-- What is asked --
Show every line containing "that" by copying it.

## Begin Source records

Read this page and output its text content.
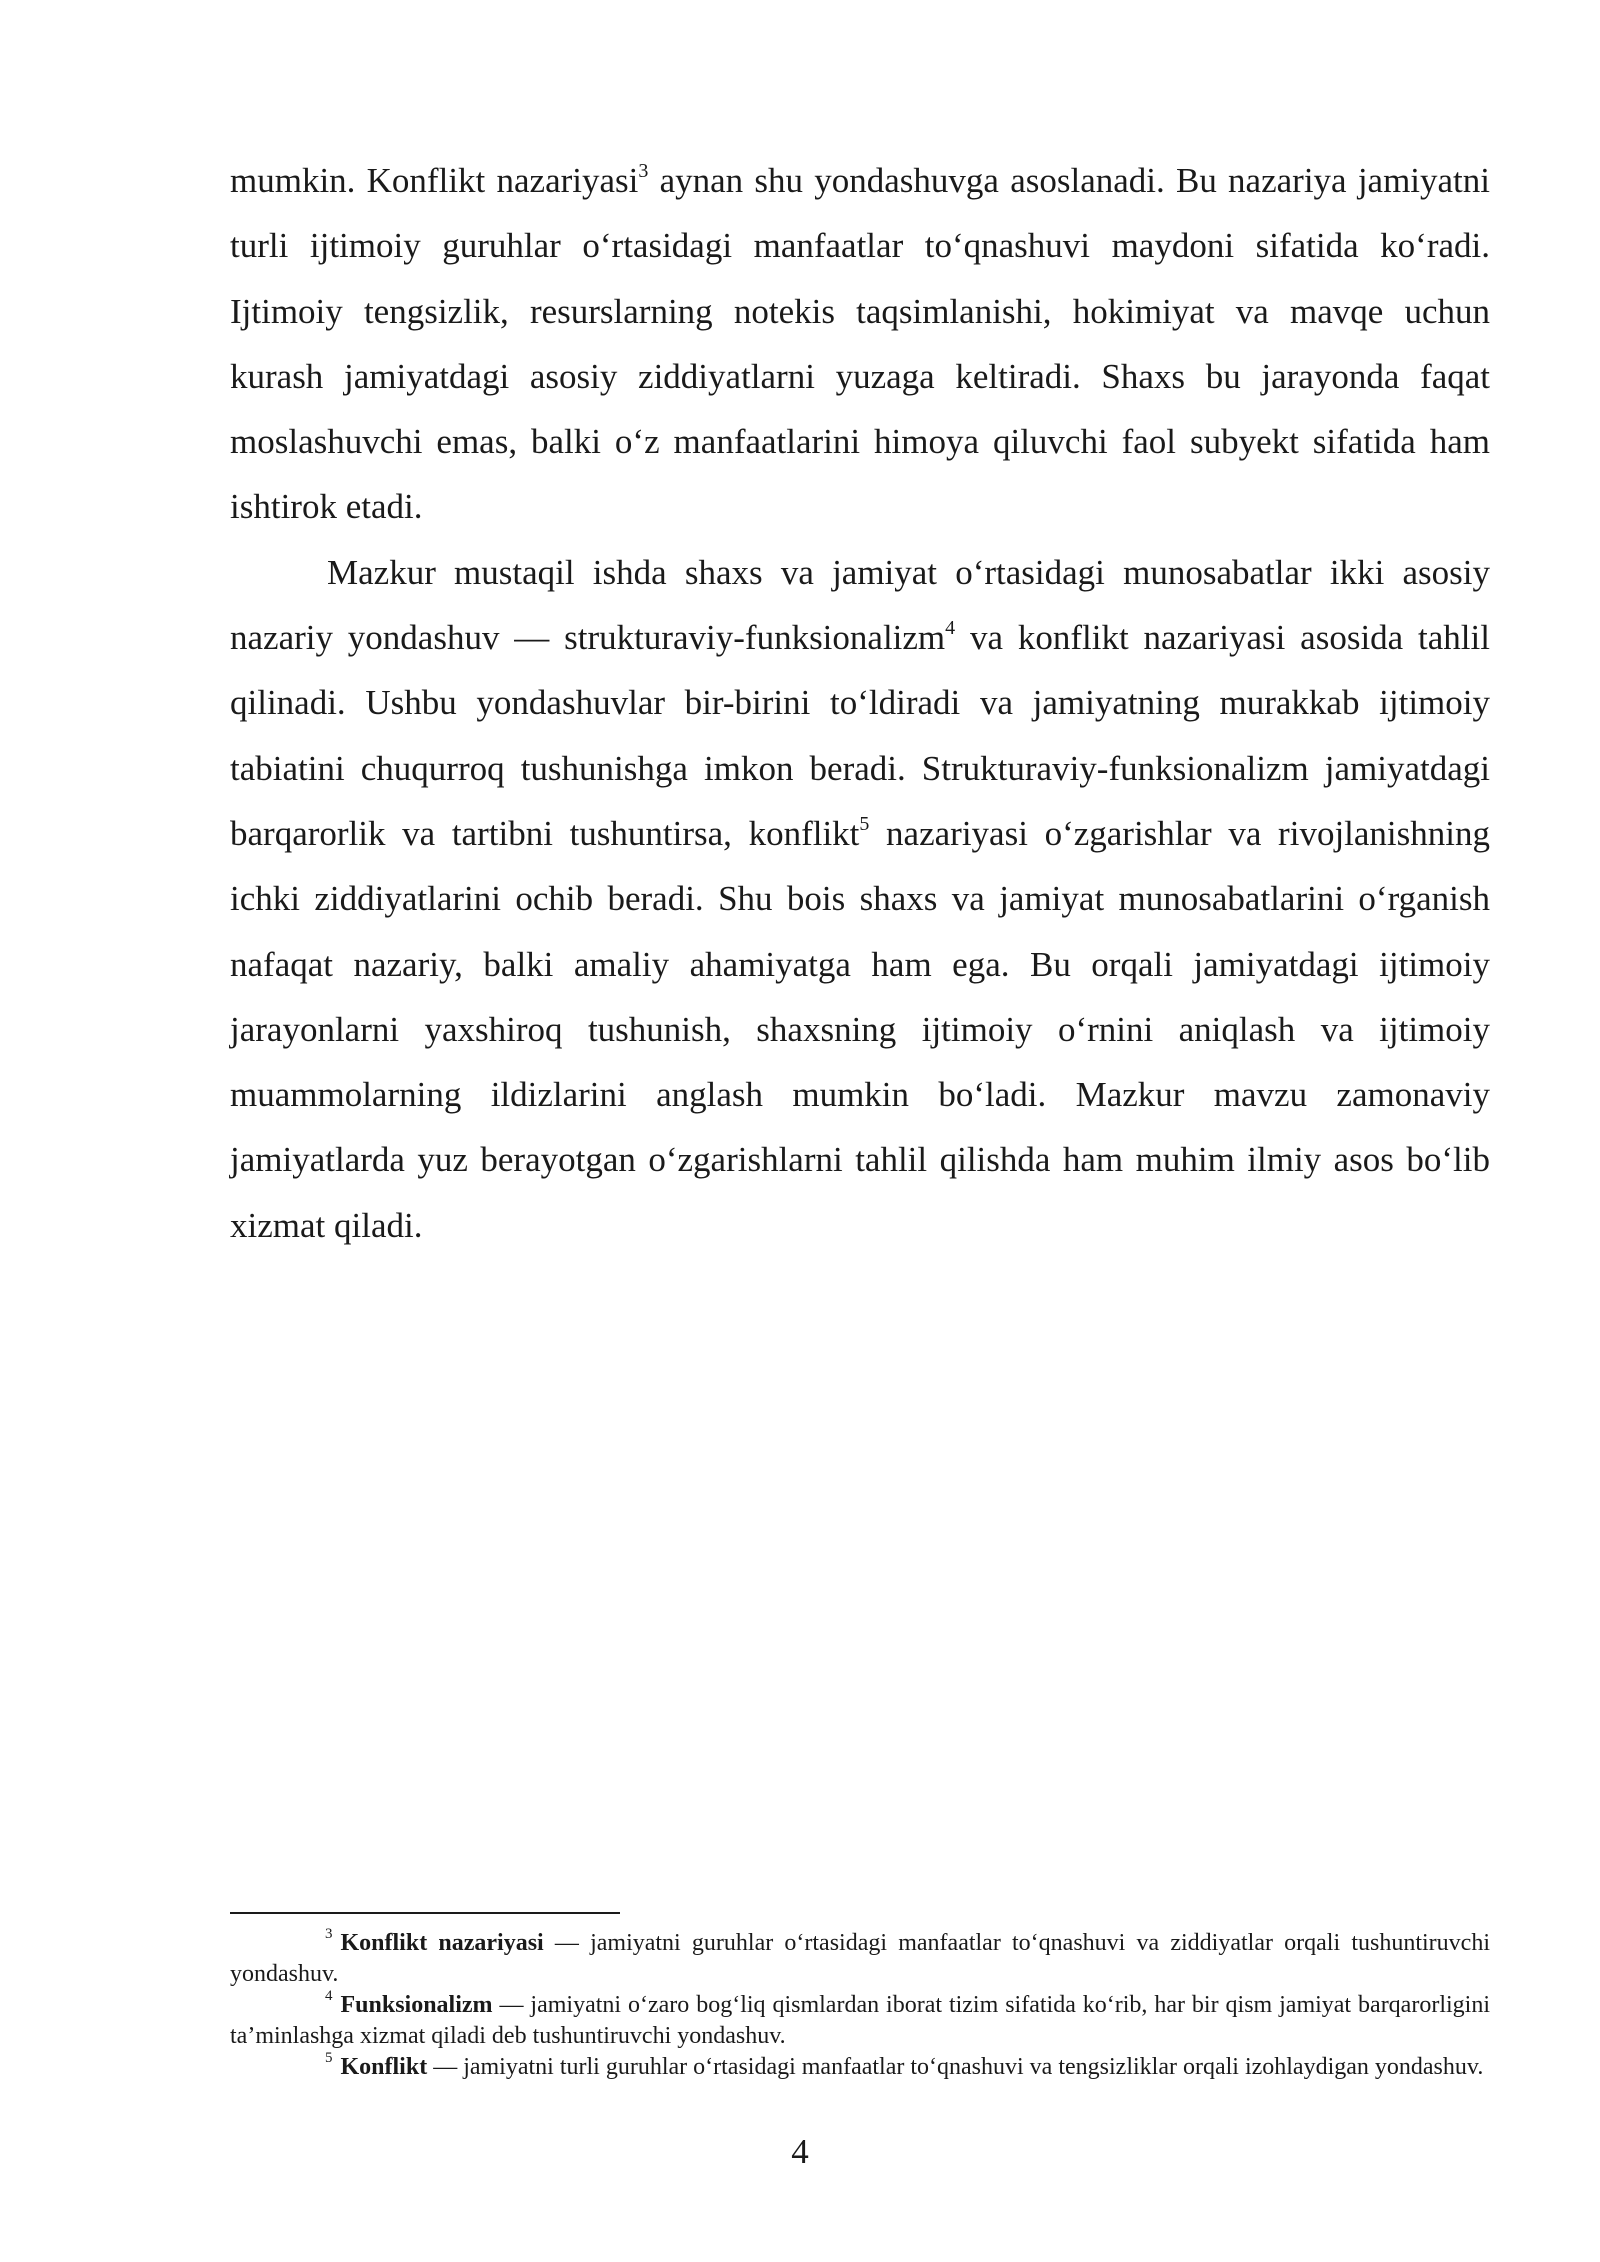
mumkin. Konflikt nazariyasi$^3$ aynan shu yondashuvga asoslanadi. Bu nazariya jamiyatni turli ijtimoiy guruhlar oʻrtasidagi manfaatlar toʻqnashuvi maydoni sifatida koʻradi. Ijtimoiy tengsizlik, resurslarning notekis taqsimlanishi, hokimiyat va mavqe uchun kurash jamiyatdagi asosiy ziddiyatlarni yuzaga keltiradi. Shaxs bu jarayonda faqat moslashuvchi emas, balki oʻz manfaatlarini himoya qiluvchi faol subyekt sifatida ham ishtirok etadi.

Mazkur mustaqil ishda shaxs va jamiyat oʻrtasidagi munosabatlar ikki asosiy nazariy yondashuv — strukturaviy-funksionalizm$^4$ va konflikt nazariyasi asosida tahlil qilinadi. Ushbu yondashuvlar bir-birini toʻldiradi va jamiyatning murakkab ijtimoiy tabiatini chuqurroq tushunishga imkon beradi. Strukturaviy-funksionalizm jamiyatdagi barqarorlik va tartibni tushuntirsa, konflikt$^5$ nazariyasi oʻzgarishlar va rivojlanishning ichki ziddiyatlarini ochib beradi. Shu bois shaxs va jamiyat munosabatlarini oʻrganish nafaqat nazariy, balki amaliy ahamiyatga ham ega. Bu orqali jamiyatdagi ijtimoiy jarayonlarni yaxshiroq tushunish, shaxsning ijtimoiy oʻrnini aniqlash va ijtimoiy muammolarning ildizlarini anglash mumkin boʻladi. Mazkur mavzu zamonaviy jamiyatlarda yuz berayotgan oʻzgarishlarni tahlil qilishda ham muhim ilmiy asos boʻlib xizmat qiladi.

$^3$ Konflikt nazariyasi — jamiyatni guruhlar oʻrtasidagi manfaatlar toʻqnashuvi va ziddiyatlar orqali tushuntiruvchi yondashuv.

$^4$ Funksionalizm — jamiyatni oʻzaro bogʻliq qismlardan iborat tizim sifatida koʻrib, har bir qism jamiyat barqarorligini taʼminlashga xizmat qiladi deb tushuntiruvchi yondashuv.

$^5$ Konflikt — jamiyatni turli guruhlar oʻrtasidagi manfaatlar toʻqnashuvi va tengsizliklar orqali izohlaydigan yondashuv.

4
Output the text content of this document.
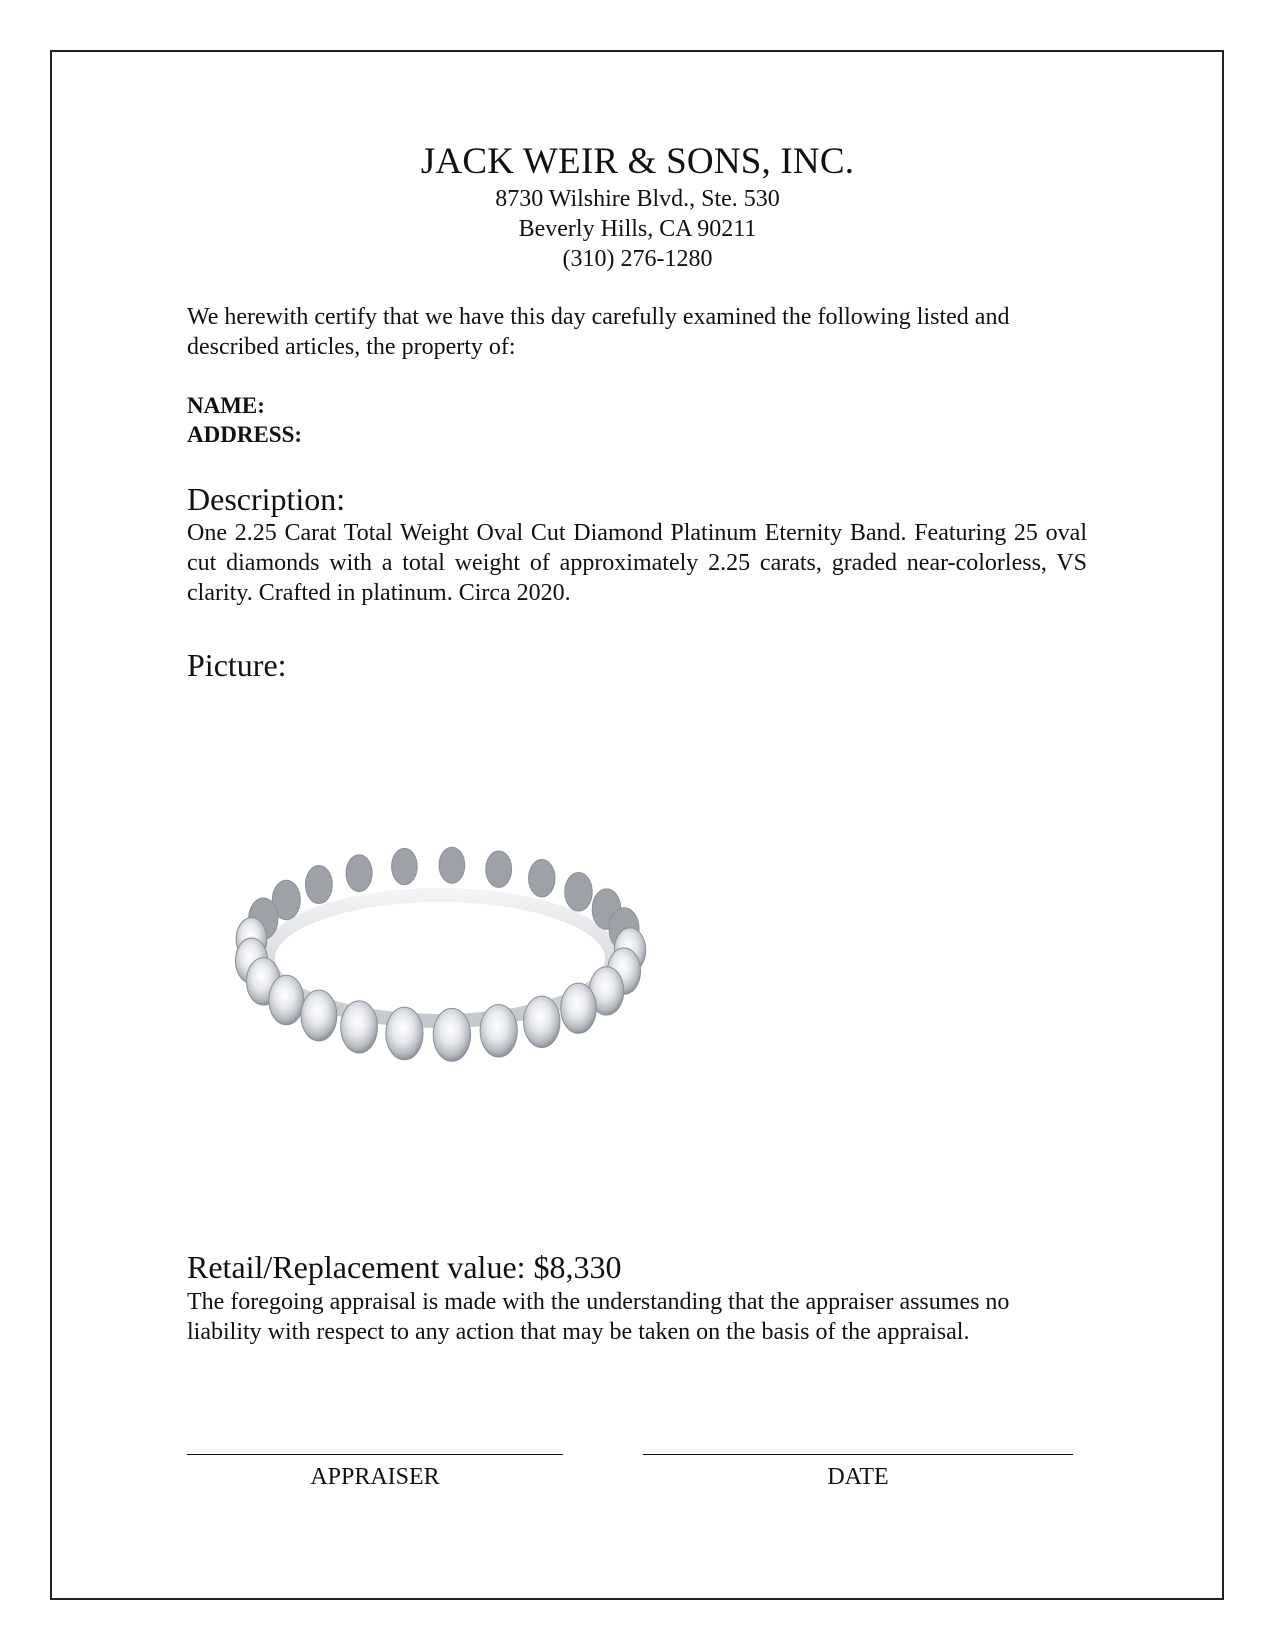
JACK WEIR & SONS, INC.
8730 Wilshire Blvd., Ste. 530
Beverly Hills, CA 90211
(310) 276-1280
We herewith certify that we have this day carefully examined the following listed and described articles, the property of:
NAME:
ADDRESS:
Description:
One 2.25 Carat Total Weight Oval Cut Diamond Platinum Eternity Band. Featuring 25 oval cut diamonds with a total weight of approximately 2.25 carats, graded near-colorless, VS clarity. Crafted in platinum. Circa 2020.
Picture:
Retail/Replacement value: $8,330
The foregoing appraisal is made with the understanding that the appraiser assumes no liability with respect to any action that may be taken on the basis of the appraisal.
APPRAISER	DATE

## End Source records

-- Solution for this problem --
We herewith certify that we have this day carefully examined the following listed and described articles, the property of:
The foregoing appraisal is made with the understanding that the appraiser assumes no liability with respect to any action that may be taken on the basis of the appraisal.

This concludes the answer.